Exact repetition of every entry is required.

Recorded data
++++++++

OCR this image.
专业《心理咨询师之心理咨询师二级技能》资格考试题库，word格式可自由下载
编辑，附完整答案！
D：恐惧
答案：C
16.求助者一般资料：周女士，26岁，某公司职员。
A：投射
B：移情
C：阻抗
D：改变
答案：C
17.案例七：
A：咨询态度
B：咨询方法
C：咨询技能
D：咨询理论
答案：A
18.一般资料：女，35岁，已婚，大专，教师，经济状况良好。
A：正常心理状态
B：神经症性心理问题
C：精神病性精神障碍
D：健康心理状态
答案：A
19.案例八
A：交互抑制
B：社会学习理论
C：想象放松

++++++++

▶ [FINISHED ANSWER]
OCR this image.
专业《心理咨询师之心理咨询师二级技能》资格考试题库，word格式可自由下载
编辑，附完整答案！
D：恐惧
答案：C
16.求助者一般资料：周女士，26岁，某公司职员。
A：投射
B：移情
C：阻抗
D：改变
答案：C
17.案例七：
A：咨询态度
B：咨询方法
C：咨询技能
D：咨询理论
答案：A
18.一般资料：女，35岁，已婚，大专，教师，经济状况良好。
A：正常心理状态
B：神经症性心理问题
C：精神病性精神障碍
D：健康心理状态
答案：A
19.案例八
A：交互抑制
B：社会学习理论
C：想象放松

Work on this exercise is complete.